▸ Instruction:
Repeat all of the material exactly as given.

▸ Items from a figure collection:
------------------------------------
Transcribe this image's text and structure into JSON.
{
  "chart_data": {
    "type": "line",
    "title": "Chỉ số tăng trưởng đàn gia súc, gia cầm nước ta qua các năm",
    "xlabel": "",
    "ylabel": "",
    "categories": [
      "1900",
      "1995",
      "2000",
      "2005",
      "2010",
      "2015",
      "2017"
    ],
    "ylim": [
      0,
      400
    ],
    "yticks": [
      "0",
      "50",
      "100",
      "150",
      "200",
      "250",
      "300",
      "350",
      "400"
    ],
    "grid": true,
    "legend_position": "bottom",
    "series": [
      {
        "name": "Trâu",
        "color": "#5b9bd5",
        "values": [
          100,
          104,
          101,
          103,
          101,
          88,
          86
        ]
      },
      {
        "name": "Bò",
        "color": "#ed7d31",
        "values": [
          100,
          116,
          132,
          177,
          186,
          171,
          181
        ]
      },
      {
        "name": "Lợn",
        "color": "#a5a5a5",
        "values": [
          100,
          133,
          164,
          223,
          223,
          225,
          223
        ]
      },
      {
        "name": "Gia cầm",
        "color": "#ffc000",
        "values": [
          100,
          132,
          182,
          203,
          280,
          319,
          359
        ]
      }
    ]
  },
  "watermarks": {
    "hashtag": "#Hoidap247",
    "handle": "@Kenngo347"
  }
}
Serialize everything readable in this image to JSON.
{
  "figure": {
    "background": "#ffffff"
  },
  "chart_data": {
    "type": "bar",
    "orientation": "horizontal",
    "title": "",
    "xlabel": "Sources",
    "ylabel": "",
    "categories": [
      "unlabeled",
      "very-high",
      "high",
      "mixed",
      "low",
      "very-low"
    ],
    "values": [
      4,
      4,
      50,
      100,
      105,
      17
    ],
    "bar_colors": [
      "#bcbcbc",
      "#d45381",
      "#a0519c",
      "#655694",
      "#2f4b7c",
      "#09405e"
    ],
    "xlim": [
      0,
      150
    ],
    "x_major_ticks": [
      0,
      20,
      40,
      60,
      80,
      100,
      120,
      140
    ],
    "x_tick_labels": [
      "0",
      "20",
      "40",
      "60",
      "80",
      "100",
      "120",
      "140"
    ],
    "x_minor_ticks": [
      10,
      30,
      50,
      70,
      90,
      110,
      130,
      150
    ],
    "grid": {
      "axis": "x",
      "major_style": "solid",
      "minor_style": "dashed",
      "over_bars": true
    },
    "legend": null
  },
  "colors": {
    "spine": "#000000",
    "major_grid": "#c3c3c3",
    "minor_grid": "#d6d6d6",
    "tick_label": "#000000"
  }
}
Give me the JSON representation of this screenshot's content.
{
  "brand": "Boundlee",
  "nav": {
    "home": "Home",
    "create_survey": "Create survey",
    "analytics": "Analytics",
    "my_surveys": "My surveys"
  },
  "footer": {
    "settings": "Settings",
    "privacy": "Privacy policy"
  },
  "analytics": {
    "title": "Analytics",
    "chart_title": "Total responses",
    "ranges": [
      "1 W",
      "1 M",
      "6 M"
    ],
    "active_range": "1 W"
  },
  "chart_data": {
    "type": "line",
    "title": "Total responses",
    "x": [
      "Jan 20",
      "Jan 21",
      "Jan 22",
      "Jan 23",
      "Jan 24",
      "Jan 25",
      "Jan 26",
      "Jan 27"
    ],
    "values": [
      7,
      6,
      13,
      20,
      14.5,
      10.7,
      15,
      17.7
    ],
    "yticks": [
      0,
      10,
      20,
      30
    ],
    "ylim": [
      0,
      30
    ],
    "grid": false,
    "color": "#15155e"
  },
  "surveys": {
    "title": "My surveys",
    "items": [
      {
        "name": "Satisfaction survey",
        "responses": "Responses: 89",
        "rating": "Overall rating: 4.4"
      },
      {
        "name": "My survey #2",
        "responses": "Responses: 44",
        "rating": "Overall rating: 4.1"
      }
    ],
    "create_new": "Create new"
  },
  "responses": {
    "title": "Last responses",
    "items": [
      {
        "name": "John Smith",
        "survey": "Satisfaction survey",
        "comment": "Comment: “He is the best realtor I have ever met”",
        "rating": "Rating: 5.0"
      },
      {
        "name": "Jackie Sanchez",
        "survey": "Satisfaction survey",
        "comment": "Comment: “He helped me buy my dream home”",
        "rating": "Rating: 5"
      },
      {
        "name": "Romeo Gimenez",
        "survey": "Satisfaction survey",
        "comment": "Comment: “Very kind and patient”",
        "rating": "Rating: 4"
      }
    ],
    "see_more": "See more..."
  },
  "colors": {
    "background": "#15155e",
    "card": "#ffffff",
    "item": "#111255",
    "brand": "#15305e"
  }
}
------------------------------------
▸ Solution below:
Transcribe this image's text and structure into JSON.
{
  "chart_data": {
    "type": "line",
    "title": "Chỉ số tăng trưởng đàn gia súc, gia cầm nước ta qua các năm",
    "xlabel": "",
    "ylabel": "",
    "categories": [
      "1900",
      "1995",
      "2000",
      "2005",
      "2010",
      "2015",
      "2017"
    ],
    "ylim": [
      0,
      400
    ],
    "yticks": [
      "0",
      "50",
      "100",
      "150",
      "200",
      "250",
      "300",
      "350",
      "400"
    ],
    "grid": true,
    "legend_position": "bottom",
    "series": [
      {
        "name": "Trâu",
        "color": "#5b9bd5",
        "values": [
          100,
          104,
          101,
          103,
          101,
          88,
          86
        ]
      },
      {
        "name": "Bò",
        "color": "#ed7d31",
        "values": [
          100,
          116,
          132,
          177,
          186,
          171,
          181
        ]
      },
      {
        "name": "Lợn",
        "color": "#a5a5a5",
        "values": [
          100,
          133,
          164,
          223,
          223,
          225,
          223
        ]
      },
      {
        "name": "Gia cầm",
        "color": "#ffc000",
        "values": [
          100,
          132,
          182,
          203,
          280,
          319,
          359
        ]
      }
    ]
  },
  "watermarks": {
    "hashtag": "#Hoidap247",
    "handle": "@Kenngo347"
  }
}
Serialize everything readable in this image to JSON.
{
  "figure": {
    "background": "#ffffff"
  },
  "chart_data": {
    "type": "bar",
    "orientation": "horizontal",
    "title": "",
    "xlabel": "Sources",
    "ylabel": "",
    "categories": [
      "unlabeled",
      "very-high",
      "high",
      "mixed",
      "low",
      "very-low"
    ],
    "values": [
      4,
      4,
      50,
      100,
      105,
      17
    ],
    "bar_colors": [
      "#bcbcbc",
      "#d45381",
      "#a0519c",
      "#655694",
      "#2f4b7c",
      "#09405e"
    ],
    "xlim": [
      0,
      150
    ],
    "x_major_ticks": [
      0,
      20,
      40,
      60,
      80,
      100,
      120,
      140
    ],
    "x_tick_labels": [
      "0",
      "20",
      "40",
      "60",
      "80",
      "100",
      "120",
      "140"
    ],
    "x_minor_ticks": [
      10,
      30,
      50,
      70,
      90,
      110,
      130,
      150
    ],
    "grid": {
      "axis": "x",
      "major_style": "solid",
      "minor_style": "dashed",
      "over_bars": true
    },
    "legend": null
  },
  "colors": {
    "spine": "#000000",
    "major_grid": "#c3c3c3",
    "minor_grid": "#d6d6d6",
    "tick_label": "#000000"
  }
}
Give me the JSON representation of this screenshot's content.
{
  "brand": "Boundlee",
  "nav": {
    "home": "Home",
    "create_survey": "Create survey",
    "analytics": "Analytics",
    "my_surveys": "My surveys"
  },
  "footer": {
    "settings": "Settings",
    "privacy": "Privacy policy"
  },
  "analytics": {
    "title": "Analytics",
    "chart_title": "Total responses",
    "ranges": [
      "1 W",
      "1 M",
      "6 M"
    ],
    "active_range": "1 W"
  },
  "chart_data": {
    "type": "line",
    "title": "Total responses",
    "x": [
      "Jan 20",
      "Jan 21",
      "Jan 22",
      "Jan 23",
      "Jan 24",
      "Jan 25",
      "Jan 26",
      "Jan 27"
    ],
    "values": [
      7,
      6,
      13,
      20,
      14.5,
      10.7,
      15,
      17.7
    ],
    "yticks": [
      0,
      10,
      20,
      30
    ],
    "ylim": [
      0,
      30
    ],
    "grid": false,
    "color": "#15155e"
  },
  "surveys": {
    "title": "My surveys",
    "items": [
      {
        "name": "Satisfaction survey",
        "responses": "Responses: 89",
        "rating": "Overall rating: 4.4"
      },
      {
        "name": "My survey #2",
        "responses": "Responses: 44",
        "rating": "Overall rating: 4.1"
      }
    ],
    "create_new": "Create new"
  },
  "responses": {
    "title": "Last responses",
    "items": [
      {
        "name": "John Smith",
        "survey": "Satisfaction survey",
        "comment": "Comment: “He is the best realtor I have ever met”",
        "rating": "Rating: 5.0"
      },
      {
        "name": "Jackie Sanchez",
        "survey": "Satisfaction survey",
        "comment": "Comment: “He helped me buy my dream home”",
        "rating": "Rating: 5"
      },
      {
        "name": "Romeo Gimenez",
        "survey": "Satisfaction survey",
        "comment": "Comment: “Very kind and patient”",
        "rating": "Rating: 4"
      }
    ],
    "see_more": "See more..."
  },
  "colors": {
    "background": "#15155e",
    "card": "#ffffff",
    "item": "#111255",
    "brand": "#15305e"
  }
}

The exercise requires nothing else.